Reproduce every entry exactly.

===============

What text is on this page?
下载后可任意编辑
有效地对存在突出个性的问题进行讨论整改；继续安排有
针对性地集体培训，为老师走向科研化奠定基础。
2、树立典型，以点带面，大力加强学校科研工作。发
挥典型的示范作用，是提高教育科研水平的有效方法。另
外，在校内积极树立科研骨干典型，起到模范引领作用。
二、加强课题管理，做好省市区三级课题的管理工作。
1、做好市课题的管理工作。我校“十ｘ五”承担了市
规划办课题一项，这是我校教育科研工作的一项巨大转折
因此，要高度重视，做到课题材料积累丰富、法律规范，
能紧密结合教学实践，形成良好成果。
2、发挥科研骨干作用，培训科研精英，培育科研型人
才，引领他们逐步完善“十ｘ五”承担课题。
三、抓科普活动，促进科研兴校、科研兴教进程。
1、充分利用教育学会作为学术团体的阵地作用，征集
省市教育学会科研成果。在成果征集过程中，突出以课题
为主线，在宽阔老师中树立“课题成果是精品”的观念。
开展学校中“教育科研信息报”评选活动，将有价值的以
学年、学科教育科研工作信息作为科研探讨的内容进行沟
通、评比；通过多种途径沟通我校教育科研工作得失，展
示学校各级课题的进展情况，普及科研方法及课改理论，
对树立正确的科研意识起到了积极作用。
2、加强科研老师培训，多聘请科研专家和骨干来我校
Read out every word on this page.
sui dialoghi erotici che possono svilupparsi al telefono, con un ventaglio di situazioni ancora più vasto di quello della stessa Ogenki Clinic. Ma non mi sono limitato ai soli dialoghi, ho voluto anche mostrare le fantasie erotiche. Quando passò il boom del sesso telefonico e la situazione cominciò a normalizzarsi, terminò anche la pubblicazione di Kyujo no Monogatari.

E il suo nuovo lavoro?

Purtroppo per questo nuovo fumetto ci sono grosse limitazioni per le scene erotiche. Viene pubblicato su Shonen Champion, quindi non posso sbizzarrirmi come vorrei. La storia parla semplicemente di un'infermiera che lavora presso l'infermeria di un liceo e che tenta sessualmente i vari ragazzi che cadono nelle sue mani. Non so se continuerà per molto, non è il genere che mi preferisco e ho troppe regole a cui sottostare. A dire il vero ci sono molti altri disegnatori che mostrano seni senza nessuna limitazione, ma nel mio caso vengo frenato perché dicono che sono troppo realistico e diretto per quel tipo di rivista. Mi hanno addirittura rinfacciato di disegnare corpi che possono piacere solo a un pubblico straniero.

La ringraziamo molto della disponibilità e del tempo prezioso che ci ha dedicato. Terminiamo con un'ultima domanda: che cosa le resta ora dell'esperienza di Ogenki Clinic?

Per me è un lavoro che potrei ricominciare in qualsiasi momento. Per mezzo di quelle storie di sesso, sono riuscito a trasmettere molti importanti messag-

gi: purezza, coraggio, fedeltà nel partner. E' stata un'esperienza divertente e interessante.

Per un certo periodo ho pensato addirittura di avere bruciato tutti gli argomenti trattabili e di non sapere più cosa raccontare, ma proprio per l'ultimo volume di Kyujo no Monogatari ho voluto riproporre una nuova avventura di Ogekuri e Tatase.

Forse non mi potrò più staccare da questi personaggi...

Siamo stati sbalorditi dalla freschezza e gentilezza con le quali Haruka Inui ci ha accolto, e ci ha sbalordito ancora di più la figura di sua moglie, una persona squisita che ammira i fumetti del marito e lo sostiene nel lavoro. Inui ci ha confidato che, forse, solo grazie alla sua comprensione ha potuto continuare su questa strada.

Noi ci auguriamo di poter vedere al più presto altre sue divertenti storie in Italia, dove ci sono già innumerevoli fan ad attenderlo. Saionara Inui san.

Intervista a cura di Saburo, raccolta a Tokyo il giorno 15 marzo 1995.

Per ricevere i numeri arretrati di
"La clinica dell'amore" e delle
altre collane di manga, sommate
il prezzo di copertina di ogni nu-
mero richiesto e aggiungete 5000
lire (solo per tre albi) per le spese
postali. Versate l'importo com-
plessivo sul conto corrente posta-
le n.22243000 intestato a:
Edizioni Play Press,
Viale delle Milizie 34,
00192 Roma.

===============

## EXERCISE RESULT:
What text is on this page?
下载后可任意编辑
有效地对存在突出个性的问题进行讨论整改；继续安排有
针对性地集体培训，为老师走向科研化奠定基础。
2、树立典型，以点带面，大力加强学校科研工作。发
挥典型的示范作用，是提高教育科研水平的有效方法。另
外，在校内积极树立科研骨干典型，起到模范引领作用。
二、加强课题管理，做好省市区三级课题的管理工作。
1、做好市课题的管理工作。我校“十ｘ五”承担了市
规划办课题一项，这是我校教育科研工作的一项巨大转折
因此，要高度重视，做到课题材料积累丰富、法律规范，
能紧密结合教学实践，形成良好成果。
2、发挥科研骨干作用，培训科研精英，培育科研型人
才，引领他们逐步完善“十ｘ五”承担课题。
三、抓科普活动，促进科研兴校、科研兴教进程。
1、充分利用教育学会作为学术团体的阵地作用，征集
省市教育学会科研成果。在成果征集过程中，突出以课题
为主线，在宽阔老师中树立“课题成果是精品”的观念。
开展学校中“教育科研信息报”评选活动，将有价值的以
学年、学科教育科研工作信息作为科研探讨的内容进行沟
通、评比；通过多种途径沟通我校教育科研工作得失，展
示学校各级课题的进展情况，普及科研方法及课改理论，
对树立正确的科研意识起到了积极作用。
2、加强科研老师培训，多聘请科研专家和骨干来我校
Read out every word on this page.
sui dialoghi erotici che possono svilupparsi al telefono, con un ventaglio di situazioni ancora più vasto di quello della stessa Ogenki Clinic. Ma non mi sono limitato ai soli dialoghi, ho voluto anche mostrare le fantasie erotiche. Quando passò il boom del sesso telefonico e la situazione cominciò a normalizzarsi, terminò anche la pubblicazione di Kyujo no Monogatari.

E il suo nuovo lavoro?

Purtroppo per questo nuovo fumetto ci sono grosse limitazioni per le scene erotiche. Viene pubblicato su Shonen Champion, quindi non posso sbizzarrirmi come vorrei. La storia parla semplicemente di un'infermiera che lavora presso l'infermeria di un liceo e che tenta sessualmente i vari ragazzi che cadono nelle sue mani. Non so se continuerà per molto, non è il genere che mi preferisco e ho troppe regole a cui sottostare. A dire il vero ci sono molti altri disegnatori che mostrano seni senza nessuna limitazione, ma nel mio caso vengo frenato perché dicono che sono troppo realistico e diretto per quel tipo di rivista. Mi hanno addirittura rinfacciato di disegnare corpi che possono piacere solo a un pubblico straniero.

La ringraziamo molto della disponibilità e del tempo prezioso che ci ha dedicato. Terminiamo con un'ultima domanda: che cosa le resta ora dell'esperienza di Ogenki Clinic?

Per me è un lavoro che potrei ricominciare in qualsiasi momento. Per mezzo di quelle storie di sesso, sono riuscito a trasmettere molti importanti messag-

gi: purezza, coraggio, fedeltà nel partner. E' stata un'esperienza divertente e interessante.

Per un certo periodo ho pensato addirittura di avere bruciato tutti gli argomenti trattabili e di non sapere più cosa raccontare, ma proprio per l'ultimo volume di Kyujo no Monogatari ho voluto riproporre una nuova avventura di Ogekuri e Tatase.

Forse non mi potrò più staccare da questi personaggi...

Siamo stati sbalorditi dalla freschezza e gentilezza con le quali Haruka Inui ci ha accolto, e ci ha sbalordito ancora di più la figura di sua moglie, una persona squisita che ammira i fumetti del marito e lo sostiene nel lavoro. Inui ci ha confidato che, forse, solo grazie alla sua comprensione ha potuto continuare su questa strada.

Noi ci auguriamo di poter vedere al più presto altre sue divertenti storie in Italia, dove ci sono già innumerevoli fan ad attenderlo. Saionara Inui san.

Intervista a cura di Saburo, raccolta a Tokyo il giorno 15 marzo 1995.

Per ricevere i numeri arretrati di
"La clinica dell'amore" e delle
altre collane di manga, sommate
il prezzo di copertina di ogni nu-
mero richiesto e aggiungete 5000
lire (solo per tre albi) per le spese
postali. Versate l'importo com-
plessivo sul conto corrente posta-
le n.22243000 intestato a:
Edizioni Play Press,
Viale delle Milizie 34,
00192 Roma.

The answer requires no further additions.